Exercise details:
Read the entries below and pull out each line with the string "though".

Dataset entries
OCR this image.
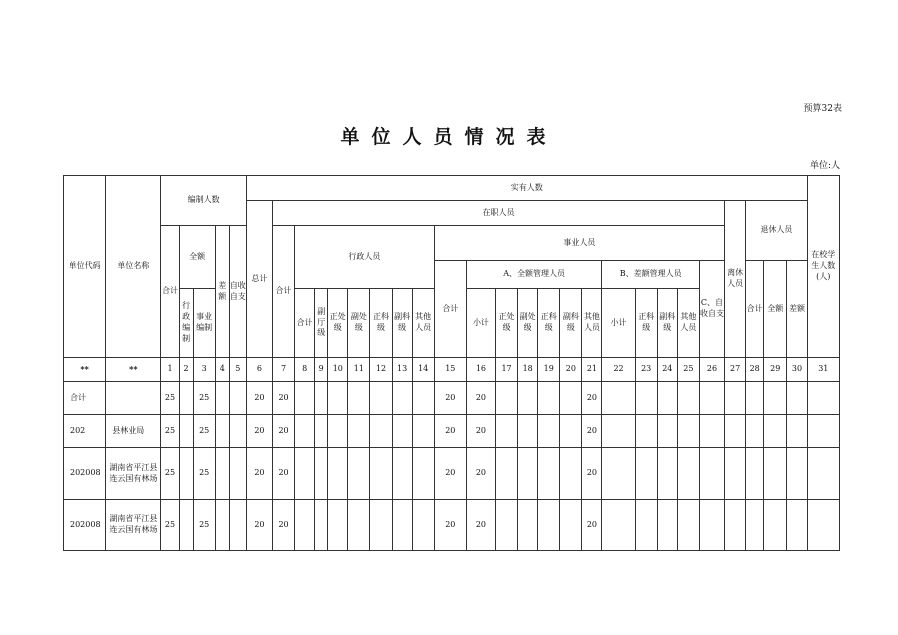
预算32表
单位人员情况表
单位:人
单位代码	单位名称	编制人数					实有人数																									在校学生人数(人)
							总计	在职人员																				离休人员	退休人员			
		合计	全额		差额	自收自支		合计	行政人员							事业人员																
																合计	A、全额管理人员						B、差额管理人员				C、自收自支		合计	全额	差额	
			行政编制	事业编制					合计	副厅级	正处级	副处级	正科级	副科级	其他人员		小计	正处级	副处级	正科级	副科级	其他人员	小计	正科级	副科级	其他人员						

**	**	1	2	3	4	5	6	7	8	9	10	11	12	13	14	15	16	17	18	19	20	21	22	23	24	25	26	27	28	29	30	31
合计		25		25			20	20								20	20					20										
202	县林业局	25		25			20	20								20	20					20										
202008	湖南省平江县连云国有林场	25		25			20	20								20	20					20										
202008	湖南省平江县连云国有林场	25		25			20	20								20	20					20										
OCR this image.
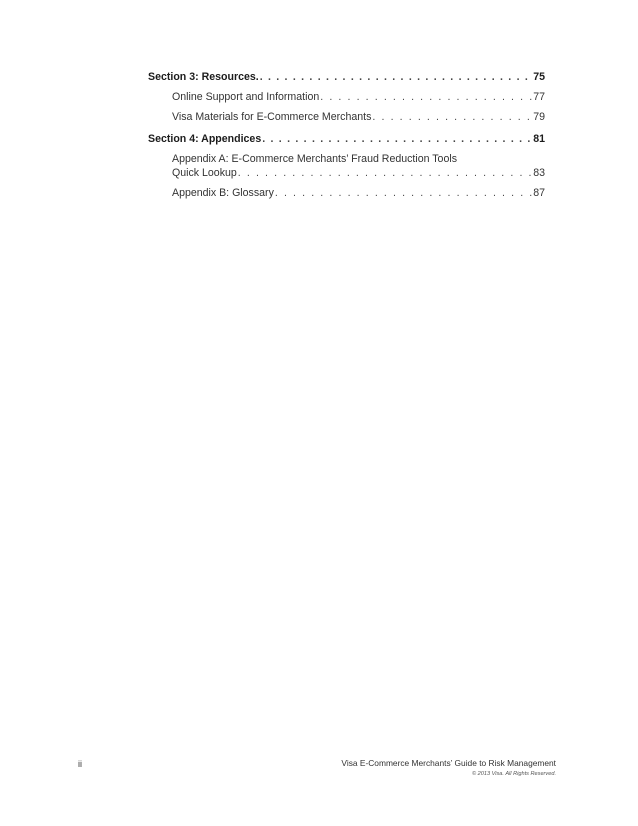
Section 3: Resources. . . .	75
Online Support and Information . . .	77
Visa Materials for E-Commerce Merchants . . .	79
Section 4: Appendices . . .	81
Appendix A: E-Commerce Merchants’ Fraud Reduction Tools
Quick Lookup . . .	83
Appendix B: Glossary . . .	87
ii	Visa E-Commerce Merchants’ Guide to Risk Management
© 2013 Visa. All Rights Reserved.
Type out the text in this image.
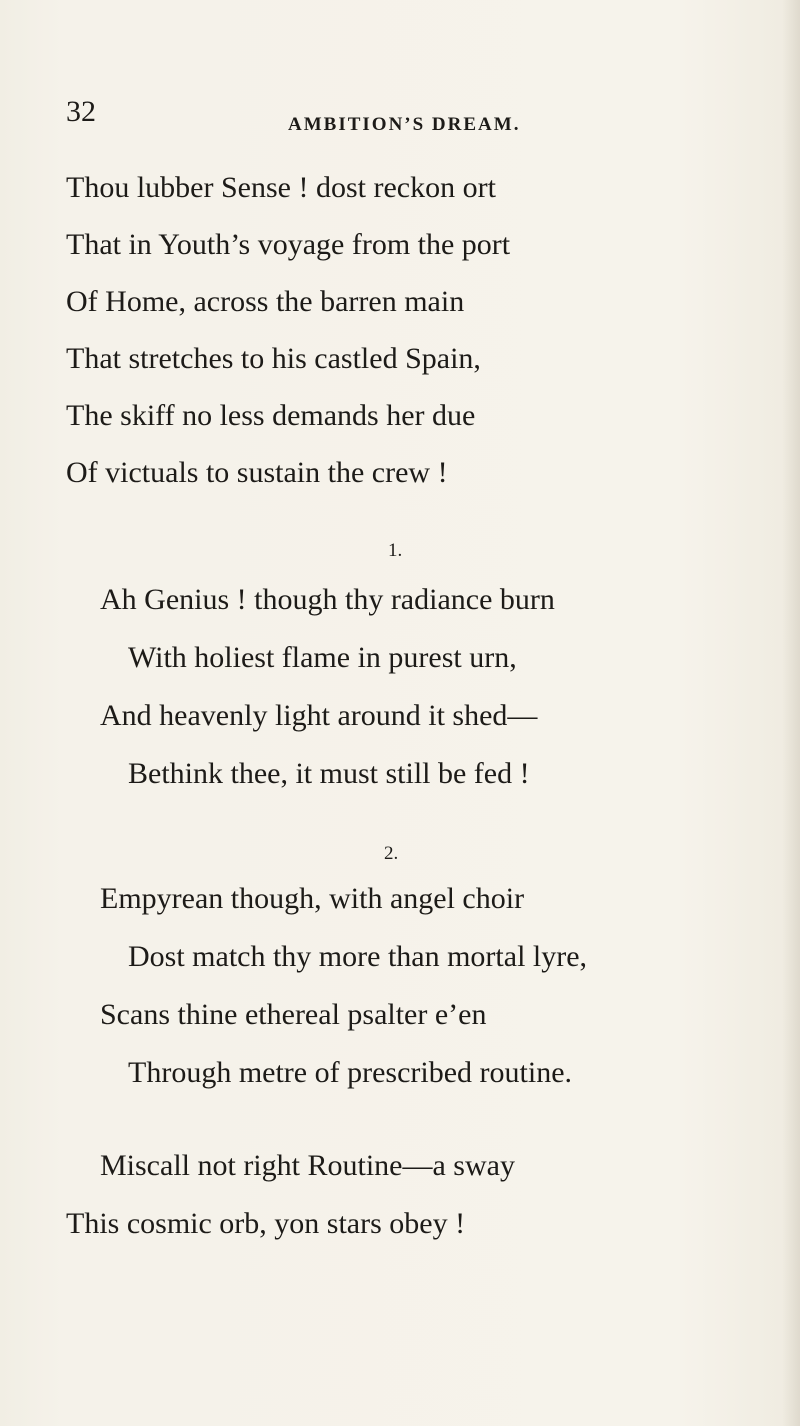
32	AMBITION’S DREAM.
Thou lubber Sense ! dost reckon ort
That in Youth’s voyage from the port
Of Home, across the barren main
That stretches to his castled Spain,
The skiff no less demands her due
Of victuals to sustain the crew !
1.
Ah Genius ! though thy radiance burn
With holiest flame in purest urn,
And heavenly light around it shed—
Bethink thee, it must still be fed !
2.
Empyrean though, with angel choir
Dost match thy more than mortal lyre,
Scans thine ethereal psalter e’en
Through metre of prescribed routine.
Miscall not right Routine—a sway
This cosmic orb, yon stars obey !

The output:
Ah Genius ! though thy radiance burn
Empyrean though, with angel choir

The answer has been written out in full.